TASK LIST
**a.** In the EndNote release list, copy word for word the part starting with "EndNote X7.3 for" and going on through "released July 2013.".
**b.** In the EndNote release list, rewrite the paragraph that begins "EndNote X4 for Windows" in fewer words, keeping its main facts.

TEXT EXCERPT
=====

EndNote X9.3.3 for Windows & Mac, released 28 April 2020.  Library files (i.e.'' citation databases) created with this version are in a different format to previous versions. Earlier versions of EndNote may not be able to read library files created with this version of EndNote.
EndNote X9.2 for Windows & Mac, released 11 June 2019.
EndNote X9.1.1 for Mac, released 29 March 2019.
EndNote X9.1 for Windows & Mac, released 12 March 2019.
EndNote X9 for Windows & Mac, released 1 August 2018.
EndNote X8.2 for Windows, released 9 January 2018.
EndNote X8 for Windows & Mac, released 8 November 2016.
EndNote X7.5 for Windows & Mac, released 2 February 2016.
EndNote X7.4 for Windows & Mac, released 11 August 2015.
EndNote X7.3 for Windows & Mac, released 1 April 2015.
EndNote X7.2 for Windows & Mac, released 30 September 2014.
EndNote X7.1 for Windows & Mac, released 2 April 2014.
EndNote X7.0.1 for Mac, released 13 November 2013.
EndNote X7.0.2 for Windows, released 23 October 2013.
EndNote X7 for Mac, released July 2013.
EndNote X7 for Windows, released 20 May 2013; Compatible with Microsoft Word 2013.
EndNote X6 for Windows, released 6 August 2012; EndNote X6 for Mac, released Q4 2012, compatible with OS X 10.8.
EndNote X5 for Mac, released September 2011, introduced official compatibility with OS X 10.7 Lion.
EndNote X5 for Windows, released 21 June 2011. Compatible with Microsoft Word 2010
EndNote X4 for Mac, released 23 August 2010. Introduced official compatibility with Mac OS X 10.6 Snow Leopard. Initially not compatible with Microsoft Office 2011, a compatibility update was subsequently made available on the EndNote website.
EndNote X4 for Windows, released 15 June 2010. Introduced official compatibility with Microsoft Windows 7. Introduced official compatibility with Microsoft Word 2010 (required an update via Help -> Program Updates, or directly from the Endnote website).
EndNote X3 for Mac, released 26 August 2009. Not compatible with Microsoft Word 2011. EndNote X3 and later are not supported on systems running Mac OS X 10.4 Tiger.
EndNote X3 for Windows, released 17 June 2009. Not compatible with Microsoft Word 2010; Word 2010 cannot be started without disabling the EndNote Addin.

=====

STORED ROWS

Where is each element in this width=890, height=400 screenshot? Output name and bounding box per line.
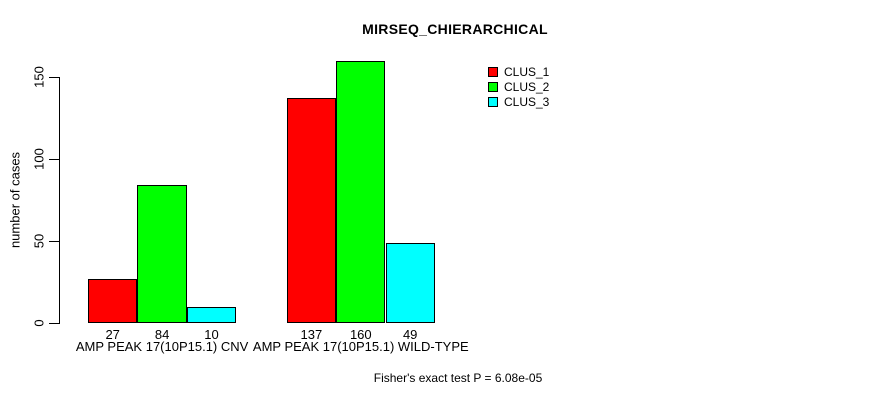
legend-item: CLUS_1 xyxy=(488,64,549,79)
bar-value-label: 137 xyxy=(300,327,323,342)
legend-label: CLUS_1 xyxy=(504,64,550,79)
y-tick-label: 150 xyxy=(31,66,47,88)
legend-item: CLUS_2 xyxy=(488,79,549,94)
bar-value-label: 84 xyxy=(154,327,170,342)
legend-item: CLUS_3 xyxy=(488,94,549,109)
legend-swatch-icon xyxy=(488,81,498,92)
bar-clus_3-group2 xyxy=(385,242,435,323)
bar-clus_2-group2 xyxy=(336,60,386,323)
bar-clus_3-group1 xyxy=(186,306,237,323)
fisher-test-annotation: Fisher's exact test P = 6.08e-05 xyxy=(373,371,543,385)
legend-label: CLUS_3 xyxy=(504,94,550,109)
bar-value-label: 27 xyxy=(105,327,120,342)
bar-value-label: 160 xyxy=(349,327,372,342)
legend-swatch-icon xyxy=(488,96,498,107)
legend-label: CLUS_2 xyxy=(504,79,550,94)
bar-value-label: 10 xyxy=(204,327,219,342)
bar-clus_1-group1 xyxy=(88,278,138,323)
legend: CLUS_1 CLUS_2 CLUS_3 xyxy=(488,64,549,109)
legend-swatch-icon xyxy=(488,66,498,77)
category-label: AMP PEAK 17(10P15.1) WILD-TYPE xyxy=(252,339,469,354)
y-tick-label: 100 xyxy=(31,148,47,170)
category-label: AMP PEAK 17(10P15.1) CNV xyxy=(75,339,249,354)
y-tick-mark xyxy=(49,323,59,324)
bar-clus_2-group1 xyxy=(137,185,187,323)
bar-clus_1-group2 xyxy=(286,98,337,323)
y-tick-mark xyxy=(49,159,59,160)
y-axis-label: number of cases xyxy=(7,151,23,249)
y-tick-mark xyxy=(49,77,59,78)
chart-title: MIRSEQ_CHIERARCHICAL xyxy=(362,21,548,37)
bar-value-label: 49 xyxy=(402,327,418,342)
y-tick-mark xyxy=(49,241,59,242)
y-tick-label: 50 xyxy=(31,233,47,249)
y-tick-label: 0 xyxy=(31,319,47,327)
y-axis-line xyxy=(59,77,60,324)
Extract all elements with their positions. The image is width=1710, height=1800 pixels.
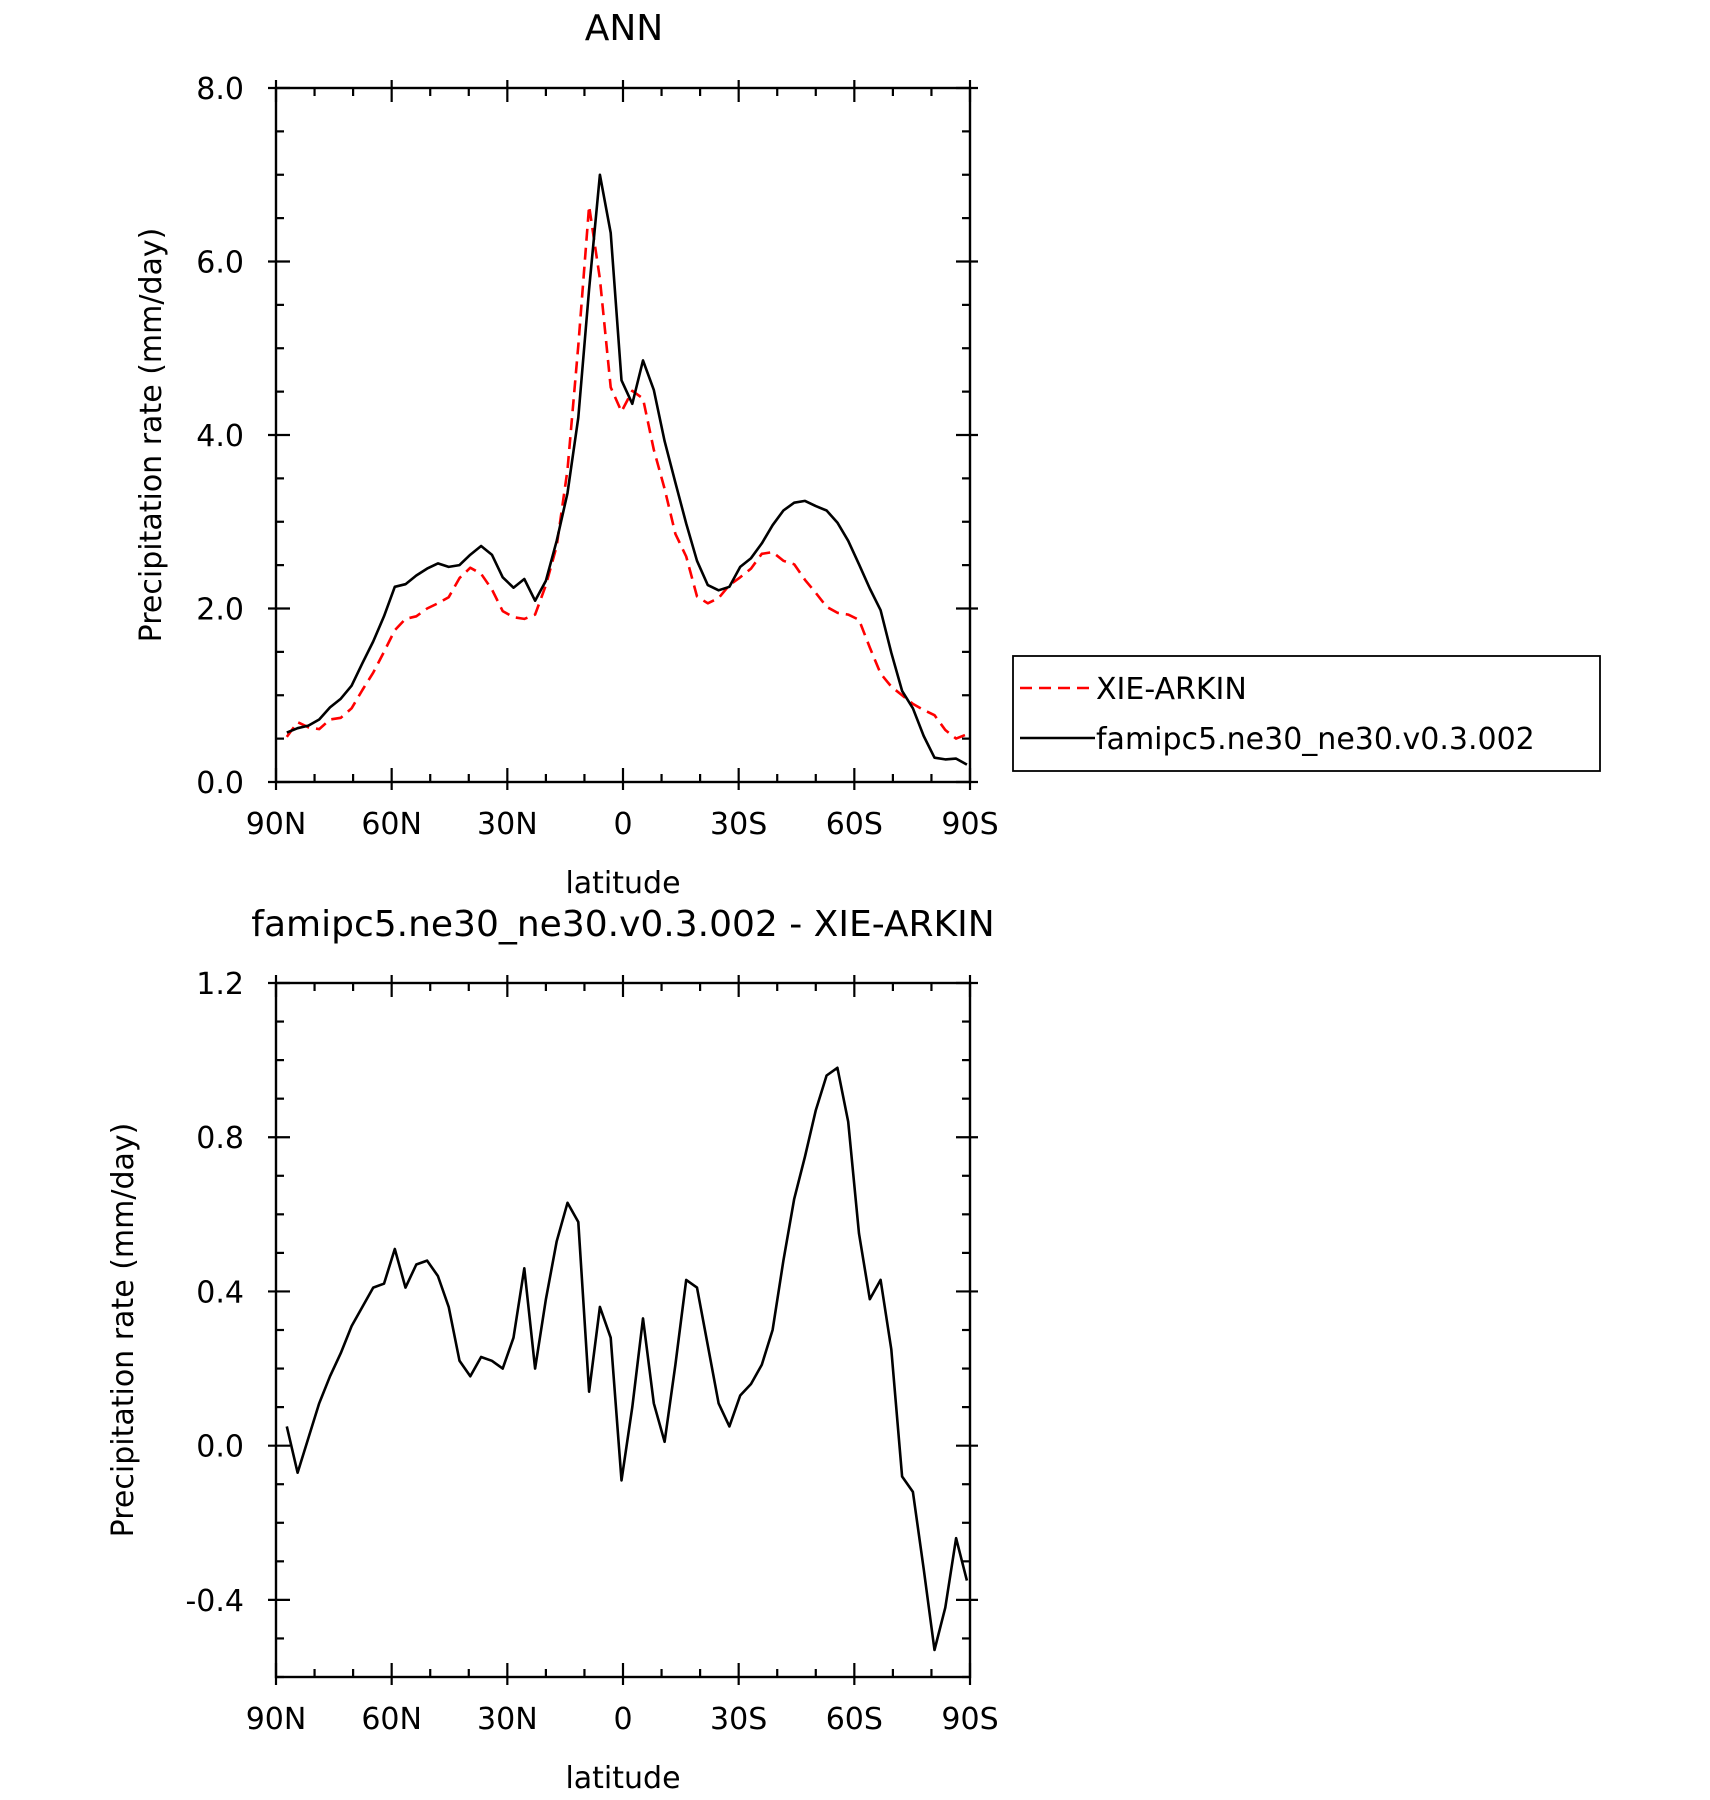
y-tick-label: 0.0 [196,766,244,801]
series-line-famipc5-ne30-ne30-v0-3-002 [286,173,968,766]
x-tick-label: 60N [361,807,422,842]
legend-label-xie-arkin: XIE-ARKIN [1096,672,1247,707]
y-tick-label: 8.0 [196,72,244,107]
x-tick-label: 0 [613,1702,632,1737]
series-line-xie-arkin [285,204,968,740]
x-tick-label: 30S [710,1702,767,1737]
y-tick-label: 6.0 [196,246,244,281]
y-tick-label: 4.0 [196,419,244,454]
y-tick-label: 0.8 [196,1121,244,1156]
difference-chart: famipc5.ne30_ne30.v0.3.002 - XIE-ARKIN 9… [106,904,999,1796]
x-tick-label: 90S [941,1702,998,1737]
zonal-mean-chart: ANN 90N 60N 30N 0 30S 60S 90S 0.0 2.0 4.0 6.0 8.0 l… [134,8,999,901]
legend-box [1012,655,1601,772]
x-tick-label: 0 [613,807,632,842]
y-axis-title-bottom: Precipitation rate (mm/day) [106,1123,141,1538]
x-tick-label: 60N [361,1702,422,1737]
y-tick-label: 1.2 [196,967,244,1002]
x-axis-title-top: latitude [565,866,680,901]
y-axis-title-top: Precipitation rate (mm/day) [134,228,169,643]
x-tick-label: 90N [246,1702,307,1737]
chart-title-bottom: famipc5.ne30_ne30.v0.3.002 - XIE-ARKIN [251,904,994,945]
chart-title-top: ANN [585,8,664,49]
x-tick-label: 60S [826,1702,883,1737]
x-tick-label: 60S [826,807,883,842]
x-axis-title-bottom: latitude [565,1761,680,1796]
plot-frame-top [274,86,972,784]
x-tick-label: 90S [941,807,998,842]
y-tick-label: 0.4 [196,1275,244,1310]
plot-frame-bottom [274,981,972,1679]
x-tick-label: 30N [477,1702,538,1737]
legend-label-model: famipc5.ne30_ne30.v0.3.002 [1096,722,1535,757]
x-tick-label: 90N [246,807,307,842]
y-tick-label: 0.0 [196,1430,244,1465]
y-tick-label: 2.0 [196,593,244,628]
legend: XIE-ARKIN famipc5.ne30_ne30.v0.3.002 [1012,655,1601,772]
y-tick-label: -0.4 [185,1584,244,1619]
series-line-difference [285,1066,969,1652]
x-tick-label: 30N [477,807,538,842]
x-tick-label: 30S [710,807,767,842]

=====

EXPECTED OUTPUTS
**a.**
EndNote X7.3 for Windows & Mac, released 1 April 2015.
EndNote X7.2 for Windows & Mac, released 30 September 2014.
EndNote X7.1 for Windows & Mac, released 2 April 2014.
EndNote X7.0.1 for Mac, released 13 November 2013.
EndNote X7.0.2 for Windows, released 23 October 2013.
EndNote X7 for Mac, released July 2013.

**b.** EndNote X4 for Windows came out on 15 June 2010. It officially supported Windows 7 and Word 2010. Word 2010 support needed an update from Help -> Program Updates or the EndNote website.